◆ **Data provided**:
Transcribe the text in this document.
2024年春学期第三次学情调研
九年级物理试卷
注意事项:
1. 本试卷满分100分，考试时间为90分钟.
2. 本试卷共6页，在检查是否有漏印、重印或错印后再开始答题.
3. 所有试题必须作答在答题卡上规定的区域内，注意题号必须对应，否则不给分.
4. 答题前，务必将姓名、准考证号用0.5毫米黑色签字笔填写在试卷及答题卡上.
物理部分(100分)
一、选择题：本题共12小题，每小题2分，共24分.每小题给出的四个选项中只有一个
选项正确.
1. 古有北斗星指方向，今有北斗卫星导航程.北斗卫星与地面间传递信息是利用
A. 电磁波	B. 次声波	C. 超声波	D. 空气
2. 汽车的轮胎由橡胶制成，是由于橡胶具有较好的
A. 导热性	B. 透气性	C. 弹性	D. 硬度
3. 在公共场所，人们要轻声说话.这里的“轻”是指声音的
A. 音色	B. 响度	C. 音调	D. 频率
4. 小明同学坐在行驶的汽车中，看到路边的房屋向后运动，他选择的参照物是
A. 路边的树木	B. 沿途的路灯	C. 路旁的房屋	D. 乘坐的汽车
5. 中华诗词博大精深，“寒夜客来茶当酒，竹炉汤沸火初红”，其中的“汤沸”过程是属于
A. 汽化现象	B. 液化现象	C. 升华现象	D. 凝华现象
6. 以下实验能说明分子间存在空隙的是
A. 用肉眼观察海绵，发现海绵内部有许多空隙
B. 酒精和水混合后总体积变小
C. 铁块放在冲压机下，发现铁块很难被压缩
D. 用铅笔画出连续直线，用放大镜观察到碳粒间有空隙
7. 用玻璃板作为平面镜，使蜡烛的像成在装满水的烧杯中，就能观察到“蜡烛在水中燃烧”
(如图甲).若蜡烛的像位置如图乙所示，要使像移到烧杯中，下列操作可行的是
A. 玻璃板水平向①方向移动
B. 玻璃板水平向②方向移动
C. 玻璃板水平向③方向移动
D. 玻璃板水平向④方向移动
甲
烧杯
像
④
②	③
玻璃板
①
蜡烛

◆ **What you have to do**: Return the material exactly as it stands.

◆ **Exercise response**:
Transcribe the text in this document.
2024年春学期第三次学情调研
九年级物理试卷
注意事项:
1. 本试卷满分100分，考试时间为90分钟.
2. 本试卷共6页，在检查是否有漏印、重印或错印后再开始答题.
3. 所有试题必须作答在答题卡上规定的区域内，注意题号必须对应，否则不给分.
4. 答题前，务必将姓名、准考证号用0.5毫米黑色签字笔填写在试卷及答题卡上.
物理部分(100分)
一、选择题：本题共12小题，每小题2分，共24分.每小题给出的四个选项中只有一个
选项正确.
1. 古有北斗星指方向，今有北斗卫星导航程.北斗卫星与地面间传递信息是利用
A. 电磁波	B. 次声波	C. 超声波	D. 空气
2. 汽车的轮胎由橡胶制成，是由于橡胶具有较好的
A. 导热性	B. 透气性	C. 弹性	D. 硬度
3. 在公共场所，人们要轻声说话.这里的“轻”是指声音的
A. 音色	B. 响度	C. 音调	D. 频率
4. 小明同学坐在行驶的汽车中，看到路边的房屋向后运动，他选择的参照物是
A. 路边的树木	B. 沿途的路灯	C. 路旁的房屋	D. 乘坐的汽车
5. 中华诗词博大精深，“寒夜客来茶当酒，竹炉汤沸火初红”，其中的“汤沸”过程是属于
A. 汽化现象	B. 液化现象	C. 升华现象	D. 凝华现象
6. 以下实验能说明分子间存在空隙的是
A. 用肉眼观察海绵，发现海绵内部有许多空隙
B. 酒精和水混合后总体积变小
C. 铁块放在冲压机下，发现铁块很难被压缩
D. 用铅笔画出连续直线，用放大镜观察到碳粒间有空隙
7. 用玻璃板作为平面镜，使蜡烛的像成在装满水的烧杯中，就能观察到“蜡烛在水中燃烧”
(如图甲).若蜡烛的像位置如图乙所示，要使像移到烧杯中，下列操作可行的是
A. 玻璃板水平向①方向移动
B. 玻璃板水平向②方向移动
C. 玻璃板水平向③方向移动
D. 玻璃板水平向④方向移动
甲
烧杯
像
④
②	③
玻璃板
①
蜡烛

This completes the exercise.